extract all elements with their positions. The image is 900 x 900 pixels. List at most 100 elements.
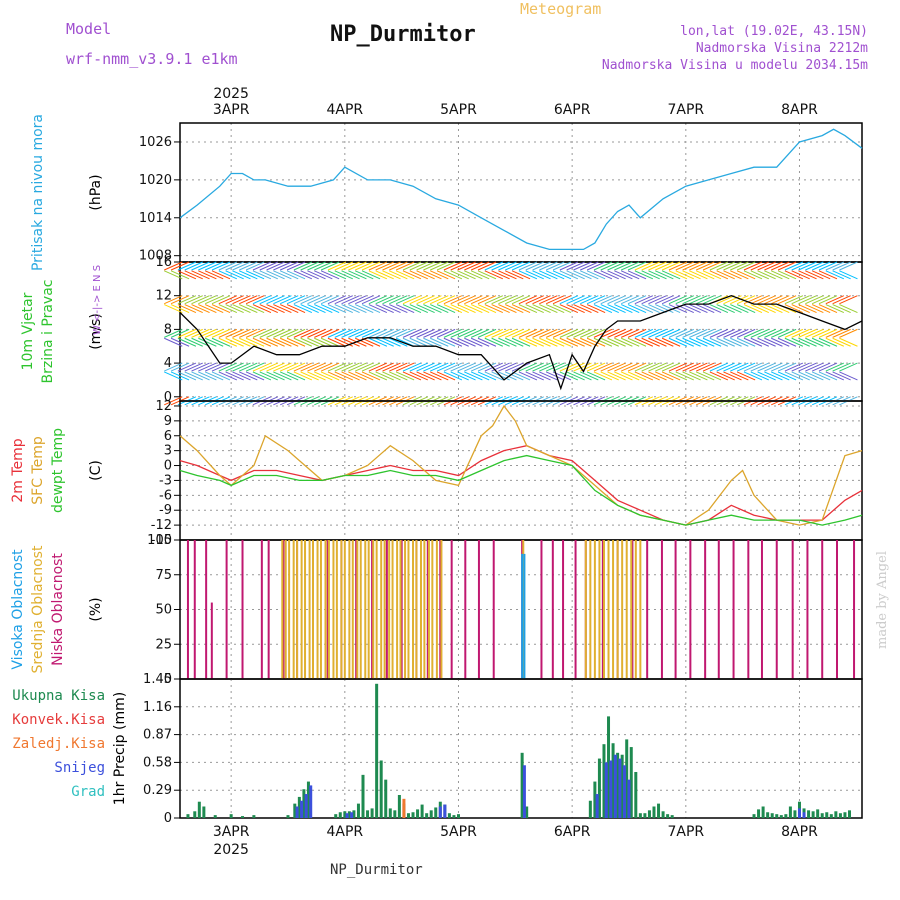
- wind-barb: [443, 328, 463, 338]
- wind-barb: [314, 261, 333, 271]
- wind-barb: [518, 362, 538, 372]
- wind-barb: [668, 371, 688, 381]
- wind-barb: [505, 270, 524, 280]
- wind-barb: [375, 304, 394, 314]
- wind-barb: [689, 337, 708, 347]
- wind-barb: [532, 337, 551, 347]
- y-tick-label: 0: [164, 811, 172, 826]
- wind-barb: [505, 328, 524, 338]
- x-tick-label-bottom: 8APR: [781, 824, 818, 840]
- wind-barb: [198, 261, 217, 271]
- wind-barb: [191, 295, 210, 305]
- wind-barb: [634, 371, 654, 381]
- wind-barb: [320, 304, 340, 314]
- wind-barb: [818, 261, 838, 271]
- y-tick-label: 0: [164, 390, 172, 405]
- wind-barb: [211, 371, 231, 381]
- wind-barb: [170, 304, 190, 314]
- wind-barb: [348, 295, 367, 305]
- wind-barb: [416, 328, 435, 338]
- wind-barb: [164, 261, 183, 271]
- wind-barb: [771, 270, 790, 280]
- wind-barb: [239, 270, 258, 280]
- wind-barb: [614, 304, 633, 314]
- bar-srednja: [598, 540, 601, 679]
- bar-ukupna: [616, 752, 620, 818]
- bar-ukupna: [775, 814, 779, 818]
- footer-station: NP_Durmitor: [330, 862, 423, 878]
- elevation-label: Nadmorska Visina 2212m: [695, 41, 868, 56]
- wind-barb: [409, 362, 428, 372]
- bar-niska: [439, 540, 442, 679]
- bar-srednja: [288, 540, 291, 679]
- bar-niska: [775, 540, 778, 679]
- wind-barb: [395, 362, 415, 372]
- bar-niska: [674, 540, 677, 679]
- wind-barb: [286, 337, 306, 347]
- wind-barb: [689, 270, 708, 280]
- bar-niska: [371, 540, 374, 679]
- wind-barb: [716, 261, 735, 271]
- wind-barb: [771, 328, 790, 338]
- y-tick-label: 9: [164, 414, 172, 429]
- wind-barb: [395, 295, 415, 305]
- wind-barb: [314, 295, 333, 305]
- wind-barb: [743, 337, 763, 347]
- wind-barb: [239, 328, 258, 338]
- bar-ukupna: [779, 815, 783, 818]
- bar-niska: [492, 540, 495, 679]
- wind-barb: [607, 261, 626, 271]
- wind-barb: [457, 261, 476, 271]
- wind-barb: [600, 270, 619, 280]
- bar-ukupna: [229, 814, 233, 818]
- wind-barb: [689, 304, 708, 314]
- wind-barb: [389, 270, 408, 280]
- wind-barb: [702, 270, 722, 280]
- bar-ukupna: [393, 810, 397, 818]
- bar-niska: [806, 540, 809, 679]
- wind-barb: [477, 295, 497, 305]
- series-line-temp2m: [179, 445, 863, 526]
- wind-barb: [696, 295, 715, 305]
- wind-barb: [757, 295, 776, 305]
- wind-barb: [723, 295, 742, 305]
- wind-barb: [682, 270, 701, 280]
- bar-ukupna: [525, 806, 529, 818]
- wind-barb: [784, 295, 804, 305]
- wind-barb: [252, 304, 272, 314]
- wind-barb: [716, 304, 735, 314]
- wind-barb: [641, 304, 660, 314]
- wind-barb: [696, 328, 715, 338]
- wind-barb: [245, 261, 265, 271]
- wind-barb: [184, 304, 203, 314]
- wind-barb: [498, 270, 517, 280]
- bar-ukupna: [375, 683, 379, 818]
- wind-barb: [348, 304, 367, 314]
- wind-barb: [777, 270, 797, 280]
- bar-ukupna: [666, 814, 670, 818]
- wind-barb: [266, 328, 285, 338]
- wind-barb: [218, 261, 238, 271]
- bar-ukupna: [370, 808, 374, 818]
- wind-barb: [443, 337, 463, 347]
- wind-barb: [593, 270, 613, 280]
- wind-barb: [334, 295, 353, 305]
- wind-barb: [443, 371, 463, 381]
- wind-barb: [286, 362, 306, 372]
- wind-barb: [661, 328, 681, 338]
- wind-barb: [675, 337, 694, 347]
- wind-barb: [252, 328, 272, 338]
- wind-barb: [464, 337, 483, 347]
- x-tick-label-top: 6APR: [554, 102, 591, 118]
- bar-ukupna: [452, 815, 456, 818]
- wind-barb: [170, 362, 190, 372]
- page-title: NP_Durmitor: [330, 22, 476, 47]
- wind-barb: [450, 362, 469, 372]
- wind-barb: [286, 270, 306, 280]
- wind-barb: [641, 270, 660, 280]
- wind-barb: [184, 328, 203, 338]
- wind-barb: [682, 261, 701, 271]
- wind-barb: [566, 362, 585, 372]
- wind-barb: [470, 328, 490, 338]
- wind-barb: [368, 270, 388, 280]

**YOUR INSTRUCTIONS**
Duplicate all of the lines above without changing them, leaving out the pictures.

**TASK ANSWER**
extract all elements with their positions. The image is 900 x 900 pixels. List at most 100 elements.
- wind-barb: [443, 328, 463, 338]
- wind-barb: [314, 261, 333, 271]
- wind-barb: [518, 362, 538, 372]
- wind-barb: [668, 371, 688, 381]
- wind-barb: [505, 270, 524, 280]
- wind-barb: [375, 304, 394, 314]
- wind-barb: [689, 337, 708, 347]
- wind-barb: [532, 337, 551, 347]
- y-tick-label: 0: [164, 811, 172, 826]
- wind-barb: [505, 328, 524, 338]
- x-tick-label-bottom: 8APR: [781, 824, 818, 840]
- wind-barb: [198, 261, 217, 271]
- wind-barb: [191, 295, 210, 305]
- wind-barb: [634, 371, 654, 381]
- wind-barb: [320, 304, 340, 314]
- wind-barb: [818, 261, 838, 271]
- y-tick-label: 0: [164, 390, 172, 405]
- wind-barb: [211, 371, 231, 381]
- wind-barb: [170, 304, 190, 314]
- wind-barb: [348, 295, 367, 305]
- wind-barb: [416, 328, 435, 338]
- wind-barb: [164, 261, 183, 271]
- wind-barb: [771, 270, 790, 280]
- wind-barb: [239, 270, 258, 280]
- wind-barb: [614, 304, 633, 314]
- bar-srednja: [598, 540, 601, 679]
- bar-ukupna: [616, 752, 620, 818]
- bar-ukupna: [775, 814, 779, 818]
- footer-station: NP_Durmitor: [330, 862, 423, 878]
- elevation-label: Nadmorska Visina 2212m: [695, 41, 868, 56]
- wind-barb: [409, 362, 428, 372]
- bar-niska: [439, 540, 442, 679]
- bar-srednja: [288, 540, 291, 679]
- bar-niska: [775, 540, 778, 679]
- wind-barb: [395, 362, 415, 372]
- bar-niska: [674, 540, 677, 679]
- wind-barb: [286, 337, 306, 347]
- wind-barb: [689, 270, 708, 280]
- bar-niska: [371, 540, 374, 679]
- wind-barb: [716, 261, 735, 271]
- wind-barb: [771, 328, 790, 338]
- y-tick-label: 9: [164, 414, 172, 429]
- wind-barb: [395, 295, 415, 305]
- wind-barb: [314, 295, 333, 305]
- wind-barb: [743, 337, 763, 347]
- wind-barb: [239, 328, 258, 338]
- bar-ukupna: [779, 815, 783, 818]
- bar-niska: [492, 540, 495, 679]
- wind-barb: [607, 261, 626, 271]
- wind-barb: [457, 261, 476, 271]
- wind-barb: [600, 270, 619, 280]
- bar-ukupna: [229, 814, 233, 818]
- wind-barb: [689, 304, 708, 314]
- wind-barb: [389, 270, 408, 280]
- wind-barb: [702, 270, 722, 280]
- bar-ukupna: [393, 810, 397, 818]
- bar-niska: [806, 540, 809, 679]
- wind-barb: [477, 295, 497, 305]
- series-line-temp2m: [179, 445, 863, 526]
- wind-barb: [696, 295, 715, 305]
- wind-barb: [757, 295, 776, 305]
- wind-barb: [723, 295, 742, 305]
- wind-barb: [682, 270, 701, 280]
- bar-ukupna: [525, 806, 529, 818]
- wind-barb: [784, 295, 804, 305]
- wind-barb: [252, 304, 272, 314]
- wind-barb: [716, 304, 735, 314]
- wind-barb: [641, 304, 660, 314]
- wind-barb: [696, 328, 715, 338]
- wind-barb: [245, 261, 265, 271]
- wind-barb: [184, 304, 203, 314]
- wind-barb: [498, 270, 517, 280]
- bar-ukupna: [375, 683, 379, 818]
- wind-barb: [348, 304, 367, 314]
- wind-barb: [777, 270, 797, 280]
- bar-ukupna: [666, 814, 670, 818]
- wind-barb: [266, 328, 285, 338]
- wind-barb: [218, 261, 238, 271]
- bar-ukupna: [370, 808, 374, 818]
- wind-barb: [443, 337, 463, 347]
- wind-barb: [593, 270, 613, 280]
- wind-barb: [334, 295, 353, 305]
- wind-barb: [443, 371, 463, 381]
- wind-barb: [286, 362, 306, 372]
- wind-barb: [661, 328, 681, 338]
- wind-barb: [675, 337, 694, 347]
- wind-barb: [252, 328, 272, 338]
- wind-barb: [464, 337, 483, 347]
- x-tick-label-top: 6APR: [554, 102, 591, 118]
- bar-ukupna: [452, 815, 456, 818]
- wind-barb: [170, 362, 190, 372]
- page-title: NP_Durmitor: [330, 22, 476, 47]
- wind-barb: [450, 362, 469, 372]
- wind-barb: [286, 270, 306, 280]
- wind-barb: [641, 270, 660, 280]
- wind-barb: [184, 328, 203, 338]
- wind-barb: [682, 261, 701, 271]
- wind-barb: [566, 362, 585, 372]
- wind-barb: [470, 328, 490, 338]
- wind-barb: [368, 270, 388, 280]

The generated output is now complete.